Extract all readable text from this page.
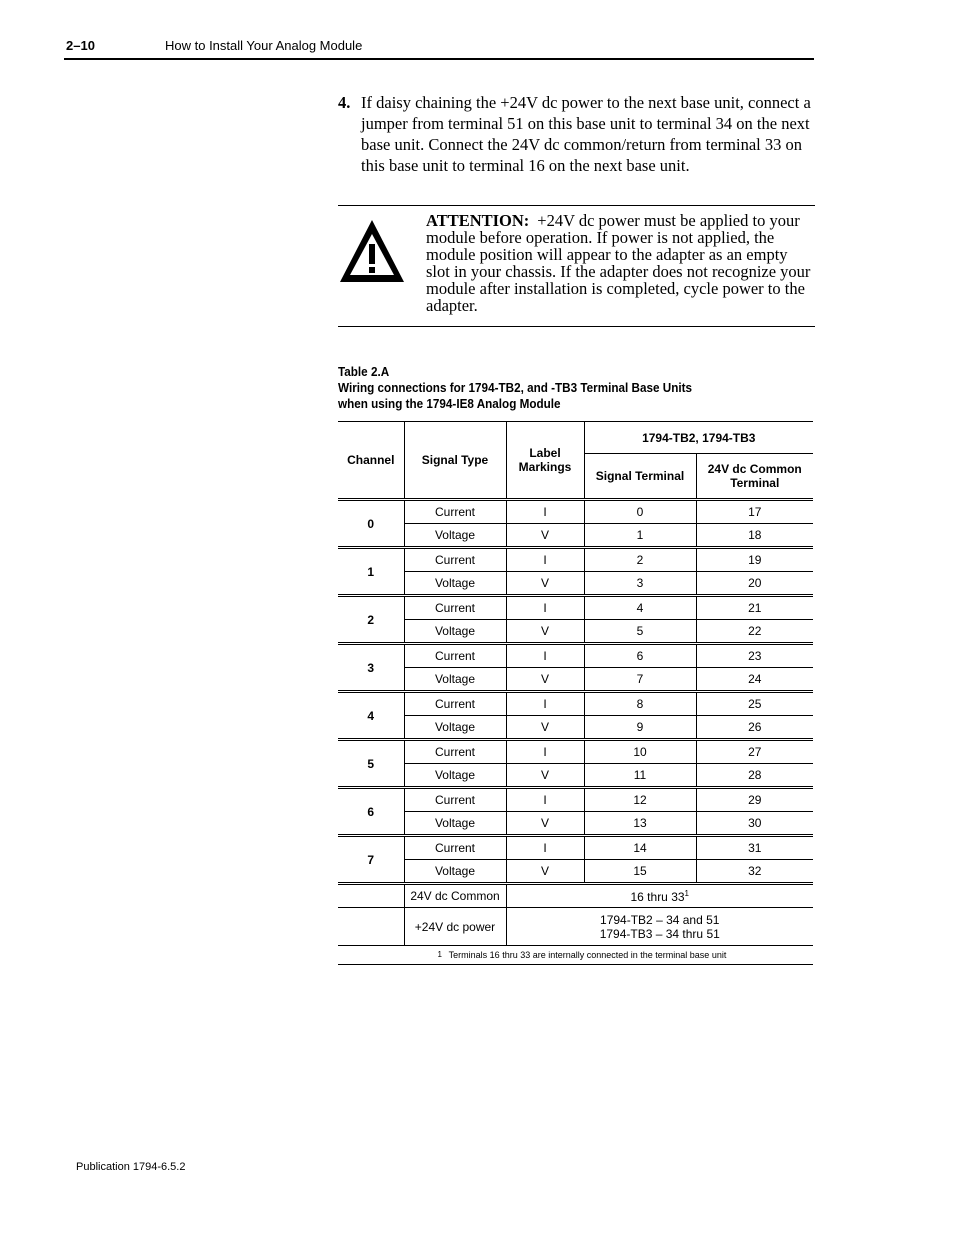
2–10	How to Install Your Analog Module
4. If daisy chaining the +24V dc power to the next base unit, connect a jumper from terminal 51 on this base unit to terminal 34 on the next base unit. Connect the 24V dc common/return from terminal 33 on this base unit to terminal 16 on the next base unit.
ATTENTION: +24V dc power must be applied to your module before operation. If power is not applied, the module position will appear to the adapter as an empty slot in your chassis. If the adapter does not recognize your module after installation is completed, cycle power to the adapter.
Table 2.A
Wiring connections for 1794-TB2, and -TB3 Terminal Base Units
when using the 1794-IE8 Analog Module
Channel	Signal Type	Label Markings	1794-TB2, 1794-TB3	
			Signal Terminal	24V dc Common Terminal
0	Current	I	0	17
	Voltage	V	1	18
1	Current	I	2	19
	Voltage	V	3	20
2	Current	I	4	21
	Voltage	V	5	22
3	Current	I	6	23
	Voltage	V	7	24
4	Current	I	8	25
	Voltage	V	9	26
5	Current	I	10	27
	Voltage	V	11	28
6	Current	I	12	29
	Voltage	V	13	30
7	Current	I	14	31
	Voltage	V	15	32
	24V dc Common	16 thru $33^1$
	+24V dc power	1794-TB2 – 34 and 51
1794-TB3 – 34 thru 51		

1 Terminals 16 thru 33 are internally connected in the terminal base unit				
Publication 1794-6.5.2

Directions: Reproduce the records above exactly, leaving out every picture they contain.

Output for this task:
Extract all readable text from this page.
2–10	How to Install Your Analog Module
4. If daisy chaining the +24V dc power to the next base unit, connect a jumper from terminal 51 on this base unit to terminal 34 on the next base unit. Connect the 24V dc common/return from terminal 33 on this base unit to terminal 16 on the next base unit.
ATTENTION: +24V dc power must be applied to your module before operation. If power is not applied, the module position will appear to the adapter as an empty slot in your chassis. If the adapter does not recognize your module after installation is completed, cycle power to the adapter.
Table 2.A
Wiring connections for 1794-TB2, and -TB3 Terminal Base Units
when using the 1794-IE8 Analog Module
Channel	Signal Type	Label Markings	1794-TB2, 1794-TB3	
			Signal Terminal	24V dc Common Terminal
0	Current	I	0	17
	Voltage	V	1	18
1	Current	I	2	19
	Voltage	V	3	20
2	Current	I	4	21
	Voltage	V	5	22
3	Current	I	6	23
	Voltage	V	7	24
4	Current	I	8	25
	Voltage	V	9	26
5	Current	I	10	27
	Voltage	V	11	28
6	Current	I	12	29
	Voltage	V	13	30
7	Current	I	14	31
	Voltage	V	15	32
	24V dc Common	16 thru $33^1$
	+24V dc power	1794-TB2 – 34 and 51
1794-TB3 – 34 thru 51		

1 Terminals 16 thru 33 are internally connected in the terminal base unit				
Publication 1794-6.5.2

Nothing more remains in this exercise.